* _Trecho do texto_:
┄┄┄┄┄┄

10 Março 2020
Dois terços dos países do mundo possuem leis punitivas, segundo Escritório das Nações Unidas sobre Drogas e Crime.
A reportagem é de Aline Moura, publicada por Ecodebate, 09-03-2020.
Numa comparação internacional, o Brasil está no hall dos 140 países que possuem leis que punem, de alguma maneira, a violência contra a mulher. Isso representa dois terços das nações. Ainda restam 40 que simplesmente não possuem legislação específica.
Levantamento divulgado essa semana pelo Núcleo de Estudos da Violência da USP e pelo Fórum Brasileiro de Segurança Pública revelou que, embora o número de homicídios dolosos de mulheres tenha diminuído no ano passado no país (queda de 14,1%, 3.739 casos), o de feminicídios aumentou 7,3% (1.314 mulheres casos, uma mulher a cada sete horas).
Desde 2015, a legislação mudou no Brasil e passou a prever penas mais graves para aqueles homicídios que estejam ligados à discriminação da mulher. “Geralmente, o feminicídio envolve violência doméstica e familiar ou clara discriminação à condição de mulher. São crimes de ódio motivados pela condição de gênero, geralmente impulsionados pelo ciúme, pelo motivo passional. A pena varia de 12 a 30 anos de prisão”, explica o criminalista Leonardo Pantaleão.
Alguns especialistas apontam que o crescimento no número de feminicídios, desde quando ele foi incluído na lei penal, não significa necessariamente o aumento da violência contra a mulher, mas sim um enquadramento mais correto do tipo de crime.
“Pode ser que estejamos melhorando nossa estrutura de atendimento, mas a violência contra a mulher ainda é uma questão que envolve, historicamente, uma cultura de diminuição da mulher, de sua condição e seus direitos. Os avanços vieram amparados na lei, mas não significa que já conseguiram mudar a cultura. Esse é um processo lento, gradual. Sem contar que ainda temos que romper a barreira do silêncio, já que muitas mulheres, vítimas de violência, não denunciam”, analisa.
Segundo dados da ONU Mulheres, os países que mais denunciam os crimes de violência contra a mulher são os Estados Unidos e os da Europa Ocidental, justamente aqueles que possuem leis mais protetivas.
Embora os números ainda sejam alarmantes no Brasil, temos tido alguns avanços no que diz respeito à conscientização da sociedade. É o que acredita Acácio Miranda, professor e mestre em Direito Penal Internacional pela Universidade de Granada (Espanha). “Todos os regramentos existentes no Brasil foram tipificados em virtude de tratados e convenções internacionais dos quais somos signatários. E os instrumentos jurídicos foram importantes para conscientizar a população acerca da igualdade entre homens e mulheres. Em outros países, onde essa equiparação não é tão difundida, os índices são mais alarmantes, como o caso da Rússia e o de alguns países africanos”, reflete.
Agressões contra a mulher pelo mundo
Segundo o Escritório das Nações Unidas sobre Drogas e Crime (UNODC), a estimativa é que metade das mulheres assassinadas no mundo são vítimas dos próprios cônjuges ou de homens da família.

┄┄┄┄┄┄

* _Entradas exibidas_:
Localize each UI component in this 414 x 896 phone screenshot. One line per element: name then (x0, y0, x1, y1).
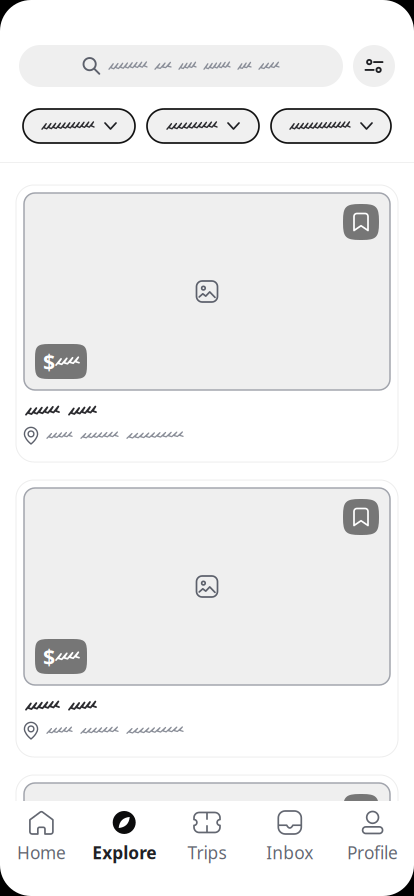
staticText: Inbox (266, 841, 313, 864)
button[interactable]: Save (343, 204, 379, 240)
button[interactable]: Trips (166, 801, 248, 868)
button[interactable]: Filters (353, 45, 395, 87)
button[interactable]: Profile (331, 801, 414, 868)
button[interactable]: Save (343, 499, 379, 535)
staticText: Explore (92, 841, 156, 864)
button[interactable]: Inbox (248, 801, 331, 868)
button[interactable] (19, 45, 343, 87)
button[interactable] (271, 109, 391, 143)
staticText: Trips (188, 841, 226, 864)
button[interactable] (23, 109, 135, 143)
staticText: Home (17, 841, 66, 864)
staticText: Profile (347, 841, 398, 864)
button[interactable]: Home (0, 801, 83, 868)
button[interactable]: Explore (83, 801, 166, 868)
button[interactable]: Save (343, 794, 379, 830)
button[interactable] (147, 109, 259, 143)
staticText: $ (43, 642, 55, 671)
staticText: $ (43, 347, 55, 376)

┄┄┄┄┄┄

* _Instruções de trabalho_:
[a] Liste todos os países citados pelo nome no texto sobre violência contra a mulher.
[b] Transcreva do texto sobre violência contra a mulher o trecho que começa em "10 Março 2020" e vai até "cada sete horas).", inclusive.
[c] Por favor, retome o texto sobre violência contra a mulher e dê continuidade a ele a partir do ponto em que termina.

* _Resultados esperados_:
[a] Brasil, Estados Unidos, Espanha, Rússia

[b]
10 Março 2020
Dois terços dos países do mundo possuem leis punitivas, segundo Escritório das Nações Unidas sobre Drogas e Crime.
A reportagem é de Aline Moura, publicada por Ecodebate, 09-03-2020.
Numa comparação internacional, o Brasil está no hall dos 140 países que possuem leis que punem, de alguma maneira, a violência contra a mulher. Isso representa dois terços das nações. Ainda restam 40 que simplesmente não possuem legislação específica.
Levantamento divulgado essa semana pelo Núcleo de Estudos da Violência da USP e pelo Fórum Brasileiro de Segurança Pública revelou que, embora o número de homicídios dolosos de mulheres tenha diminuído no ano passado no país (queda de 14,1%, 3.739 casos), o de feminicídios aumentou 7,3% (1.314 mulheres casos, uma mulher a cada sete horas).

[c]
O casamento antes dos 18 anos é uma prática que costuma levar a histórias de violência, além de interromper estudos e planos de vida para 750 milhões de meninas, segundo a ONU Mulheres. Bangladesh e Índia são os países que lideram o ranking de casamentos infantis, indo contra as próprias leis.
África Subsaariana, Ásia Meridional e Oriente Médio são as regiões do mundo em que as mulheres são mais desprotegidas em termos de lei. A Rússia, onde uma mulher é assassinada a cada 40 minutos, descriminalizou a violência de gênero em 2017, reduzindo a pena ao pagamento de uma multa. Na União Europeia (UE), a Bulgária se destaca por não ter leis que criminalizem o estupro dentro do casamento e a Hungria, por não punir o assédio sexual.
Leia mais
- Gênero e violência - Um debate sobre a vulnerabilidade de mulheres e LGBTs. Revista IHU On-Line, Nº. 518
- Todas as possibilidades de gênero. Novas identidades, contradições e desafios. Revista IHU On-Line, Nº. 463
- América Latina. Mulheres contra o machismo
- Por um feminismo sem fronteiras
- Brasil tem dois mil órfãos do feminicídio por ano
- São Paulo leva milhares às ruas sob chuva, mas em número aquém ao do ano passado
- Por um feminismo de baderna, ira e alarde
- 8 de março, data para lembrar que sem as mulheres não somos nada
- O lugar mais perigoso do mundo para uma mulher: dentro da sua própria casa
- Violência de gênero é obstáculo para garantia de direitos sexuais e reprodutivos de mulheres e jovens
- Casa. O lugar mais inseguro para as mulheres
- Sinais do aumento de feminicídios. Por que elas são mortas?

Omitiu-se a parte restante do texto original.